■ DATA:
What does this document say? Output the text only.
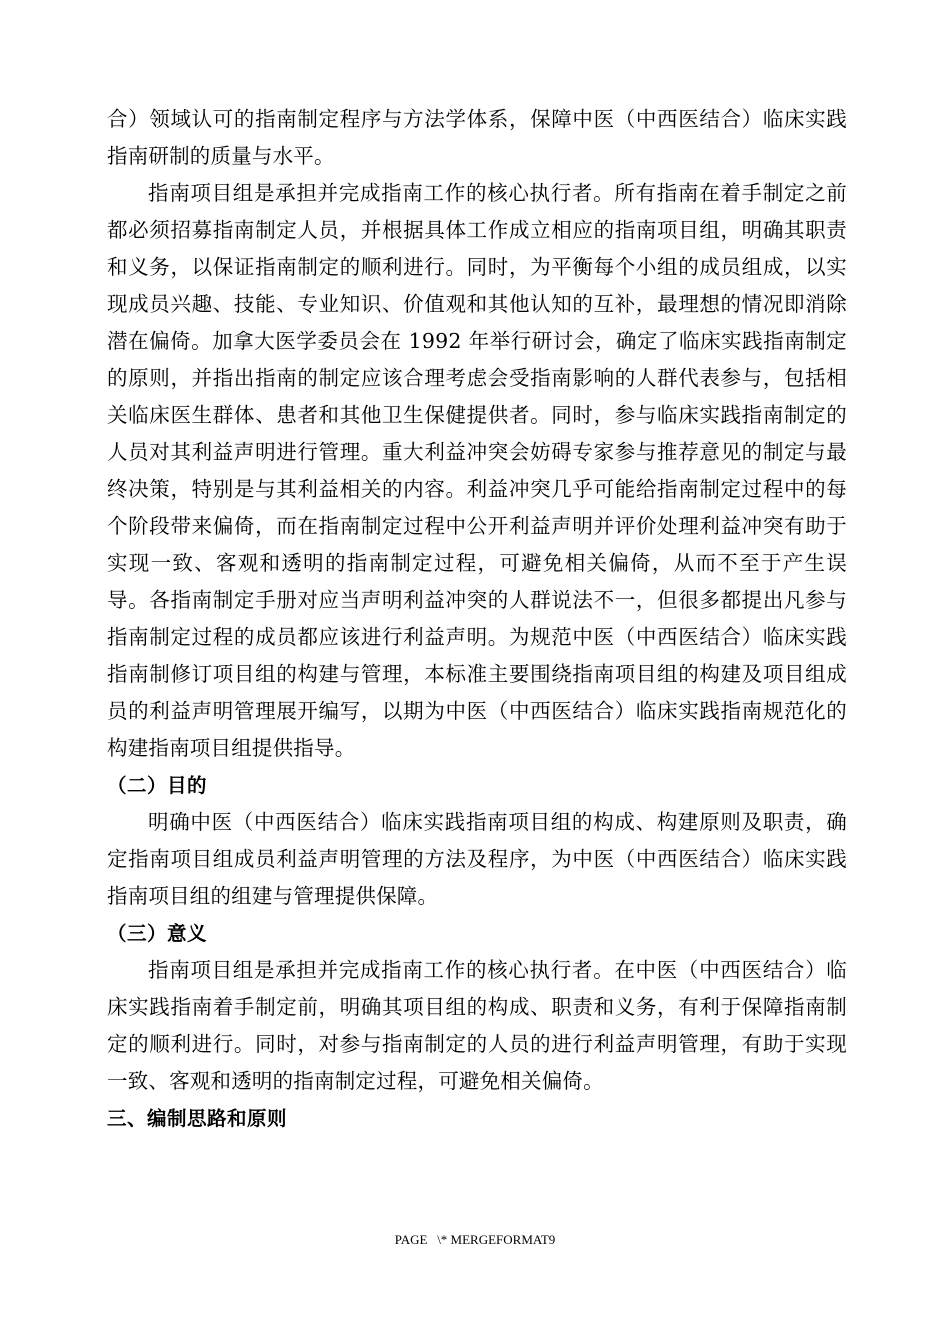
合）领域认可的指南制定程序与方法学体系，保障中医（中西医结合）临床实践指南研制的质量与水平。

指南项目组是承担并完成指南工作的核心执行者。所有指南在着手制定之前都必须招募指南制定人员，并根据具体工作成立相应的指南项目组，明确其职责和义务，以保证指南制定的顺利进行。同时，为平衡每个小组的成员组成，以实现成员兴趣、技能、专业知识、价值观和其他认知的互补，最理想的情况即消除潜在偏倚。加拿大医学委员会在 1992 年举行研讨会，确定了临床实践指南制定的原则，并指出指南的制定应该合理考虑会受指南影响的人群代表参与，包括相关临床医生群体、患者和其他卫生保健提供者。同时，参与临床实践指南制定的人员对其利益声明进行管理。重大利益冲突会妨碍专家参与推荐意见的制定与最终决策，特别是与其利益相关的内容。利益冲突几乎可能给指南制定过程中的每个阶段带来偏倚，而在指南制定过程中公开利益声明并评价处理利益冲突有助于实现一致、客观和透明的指南制定过程，可避免相关偏倚，从而不至于产生误导。各指南制定手册对应当声明利益冲突的人群说法不一，但很多都提出凡参与指南制定过程的成员都应该进行利益声明。为规范中医（中西医结合）临床实践指南制修订项目组的构建与管理，本标准主要围绕指南项目组的构建及项目组成员的利益声明管理展开编写，以期为中医（中西医结合）临床实践指南规范化的构建指南项目组提供指导。

（二）目的

明确中医（中西医结合）临床实践指南项目组的构成、构建原则及职责，确定指南项目组成员利益声明管理的方法及程序，为中医（中西医结合）临床实践指南项目组的组建与管理提供保障。

（三）意义

指南项目组是承担并完成指南工作的核心执行者。在中医（中西医结合）临床实践指南着手制定前，明确其项目组的构成、职责和义务，有利于保障指南制定的顺利进行。同时，对参与指南制定的人员的进行利益声明管理，有助于实现一致、客观和透明的指南制定过程，可避免相关偏倚。

三、编制思路和原则
PAGE   \* MERGEFORMAT9
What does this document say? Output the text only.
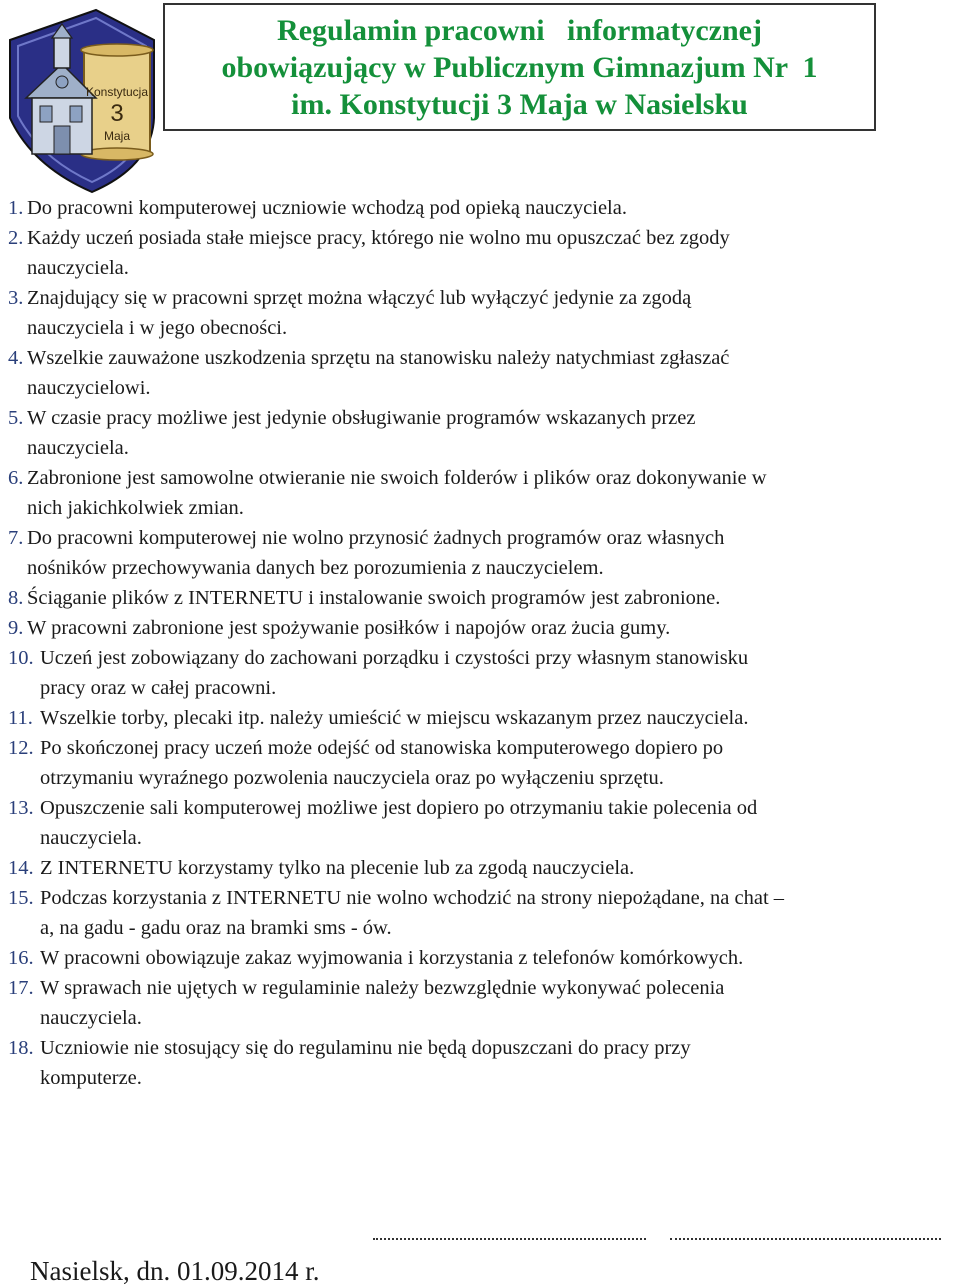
Konstytucja
3
Maja
Regulamin pracowni   informatycznej
obowiązujący w Publicznym Gimnazjum Nr  1
im. Konstytucji 3 Maja w Nasielsku
1.
Do pracowni komputerowej uczniowie wchodzą pod opieką nauczyciela.
2.
Każdy uczeń posiada stałe miejsce pracy, którego nie wolno mu opuszczać bez zgody
nauczyciela.
3.
Znajdujący się w pracowni sprzęt można włączyć lub wyłączyć jedynie za zgodą
nauczyciela i w jego obecności.
4.
Wszelkie zauważone uszkodzenia sprzętu na stanowisku należy natychmiast zgłaszać
nauczycielowi.
5.
W czasie pracy możliwe jest jedynie obsługiwanie programów wskazanych przez
nauczyciela.
6.
Zabronione jest samowolne otwieranie nie swoich folderów i plików oraz dokonywanie w
nich jakichkolwiek zmian.
7.
Do pracowni komputerowej nie wolno przynosić żadnych programów oraz własnych
nośników przechowywania danych bez porozumienia z nauczycielem.
8.
Ściąganie plików z INTERNETU i instalowanie swoich programów jest zabronione.
9.
W pracowni zabronione jest spożywanie posiłków i napojów oraz żucia gumy.
10. Uczeń jest zobowiązany do zachowani porządku i czystości przy własnym stanowisku
pracy oraz w całej pracowni.
11. Wszelkie torby, plecaki itp. należy umieścić w miejscu wskazanym przez nauczyciela.
12. Po skończonej pracy uczeń może odejść od stanowiska komputerowego dopiero po
otrzymaniu wyraźnego pozwolenia nauczyciela oraz po wyłączeniu sprzętu.
13. Opuszczenie sali komputerowej możliwe jest dopiero po otrzymaniu takie polecenia od
nauczyciela.
14. Z INTERNETU korzystamy tylko na plecenie lub za zgodą nauczyciela.
15. Podczas korzystania z INTERNETU nie wolno wchodzić na strony niepożądane, na chat –
a, na gadu - gadu oraz na bramki sms - ów.
16. W pracowni obowiązuje zakaz wyjmowania i korzystania z telefonów komórkowych.
17. W sprawach nie ujętych w regulaminie należy bezwzględnie wykonywać polecenia
nauczyciela.
18. Uczniowie nie stosujący się do regulaminu nie będą dopuszczani do pracy przy
komputerze.
Nasielsk, dn. 01.09.2014 r.
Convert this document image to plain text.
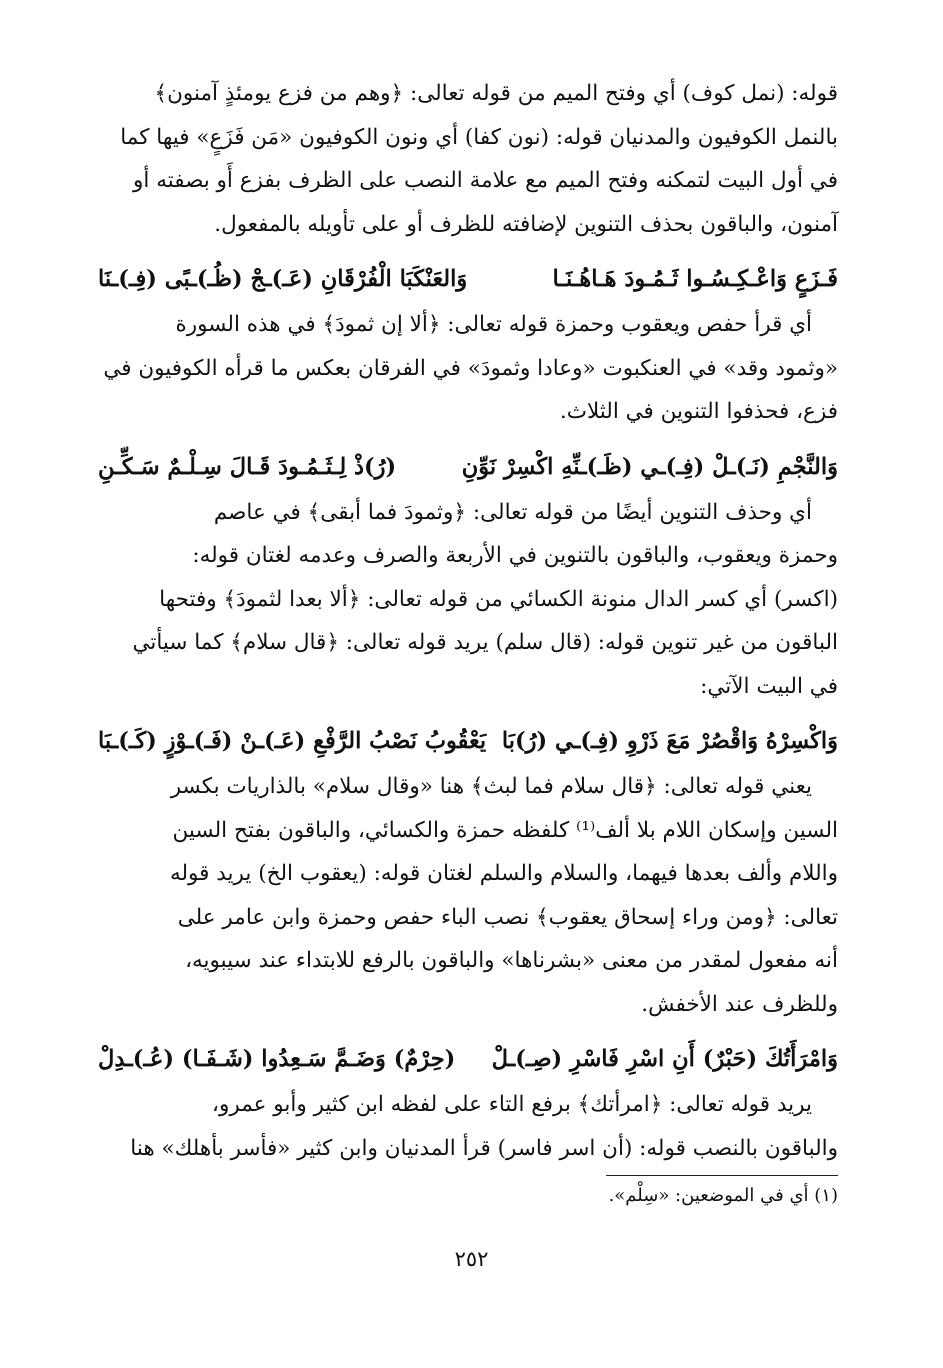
قوله: (نمل كوف) أي وفتح الميم من قوله تعالى: ﴿وهم من فزع يومئذٍ آمنون﴾
بالنمل الكوفيون والمدنيان قوله: (نون كفا) أي ونون الكوفيون «مَن فَزَعٍ» فيها كما
في أول البيت لتمكنه وفتح الميم مع علامة النصب على الظرف بفزع أَو بصفته أو
آمنون، والباقون بحذف التنوين لإضافته للظرف أو على تأويله بالمفعول.
فَـزَعٍ وَاعْـكِـسُـوا ثَـمُـودَ هَـاهُـنَـا
وَالعَنْكَبَا الْفُرْقَانِ (عَـ)ـجْ (ظُـ)ـبًى (فِـ)ـنَا
أي قرأ حفص ويعقوب وحمزة قوله تعالى: ﴿ألا إن ثمودَ﴾ في هذه السورة
«وثمود وقد» في العنكبوت «وعادا وثمودَ» في الفرقان بعكس ما قرأه الكوفيون في
فزع، فحذفوا التنوين في الثلاث.
وَالنَّجْمِ (نَـ)ـلْ (فِـ)ـي (ظَـ)ـنِّهِ اكْسِرْ نَوِّنِ
(رُ)ذْ لِـثَـمُـودَ قَـالَ سِـلْـمٌ سَـكِّـنِ
أي وحذف التنوين أيضًا من قوله تعالى: ﴿وثمودَ فما أبقى﴾ في عاصم
وحمزة ويعقوب، والباقون بالتنوين في الأربعة والصرف وعدمه لغتان قوله:
(اكسر) أي كسر الدال منونة الكسائي من قوله تعالى: ﴿ألا بعدا لثمودَ﴾ وفتحها
الباقون من غير تنوين قوله: (قال سلم) يريد قوله تعالى: ﴿قال سلام﴾ كما سيأتي
في البيت الآتي:
وَاكْسِرْهُ وَاقْصُرْ مَعَ ذَرْوِ (فِـ)ـي (رُ)بَا
يَعْقُوبُ نَصْبُ الرَّفْعِ (عَـ)ـنْ (فَـ)ـوْزٍ (كَـ)ـبَا
يعني قوله تعالى: ﴿قال سلام فما لبث﴾ هنا «وقال سلام» بالذاريات بكسر
السين وإسكان اللام بلا ألف⁽¹⁾ كلفظه حمزة والكسائي، والباقون بفتح السين
واللام وألف بعدها فيهما، والسلام والسلم لغتان قوله: (يعقوب الخ) يريد قوله
تعالى: ﴿ومن وراء إسحاق يعقوب﴾ نصب الباء حفص وحمزة وابن عامر على
أنه مفعول لمقدر من معنى «بشرناها» والباقون بالرفع للابتداء عند سيبويه،
وللظرف عند الأخفش.
وَامْرَأَتُكَ (حَبْرٌ) أَنِ اسْرِ فَاسْرِ (صِـ)ـلْ
(حِرْمٌ) وَضَـمَّ سَـعِدُوا (شَـفَـا) (عُـ)ـدِلْ
يريد قوله تعالى: ﴿امرأتك﴾ برفع التاء على لفظه ابن كثير وأبو عمرو،
والباقون بالنصب قوله: (أن اسر فاسر) قرأ المدنيان وابن كثير «فأسر بأهلك» هنا
(١) أي في الموضعين: «سِلْم».
٢٥٢
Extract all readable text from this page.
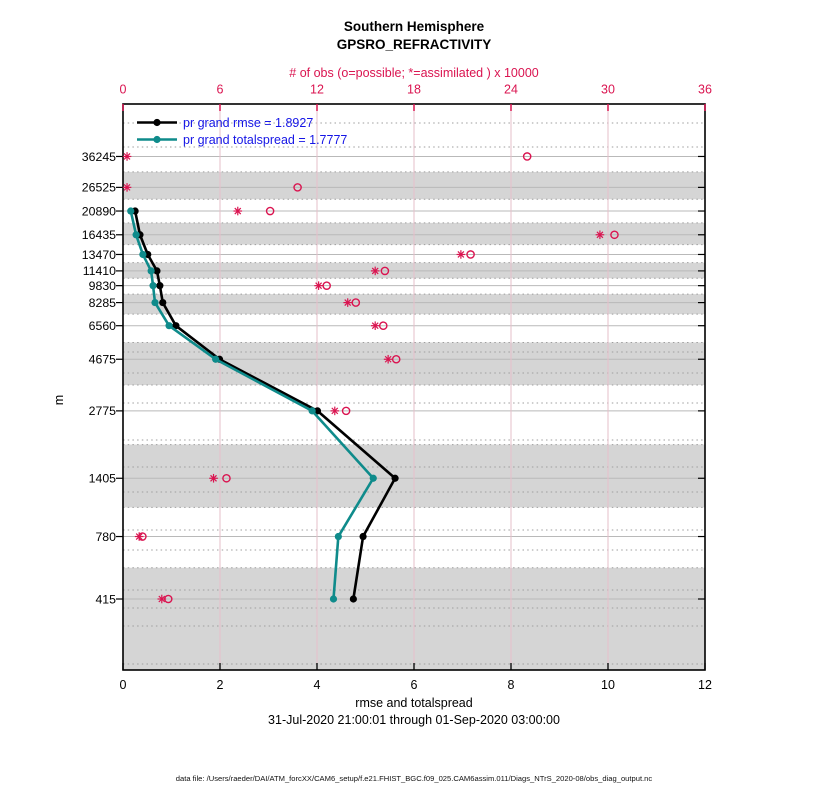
0	6	12	18	24	30	36
0	2	4	6	8	10	12
36245
26525
20890
16435
13470
11410
9830
8285
6560
4675
2775
1405
780
415
Southern Hemisphere
GPSRO_REFRACTIVITY
# of obs (o=possible; *=assimilated ) x 10000
pr grand rmse = 1.8927
pr grand totalspread = 1.7777
m
rmse and totalspread
31-Jul-2020 21:00:01 through 01-Sep-2020 03:00:00
data file: /Users/raeder/DAI/ATM_forcXX/CAM6_setup/f.e21.FHIST_BGC.f09_025.CAM6assim.011/Diags_NTrS_2020-08/obs_diag_output.nc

■ REQUIREMENTS: Copy, from the material, each line that holds the string "وثمود".

■ THE RESPONSE:
«وثمود وقد» في العنكبوت «وعادا وثمودَ» في الفرقان بعكس ما قرأه الكوفيون في
أي وحذف التنوين أيضًا من قوله تعالى: ﴿وثمودَ فما أبقى﴾ في عاصم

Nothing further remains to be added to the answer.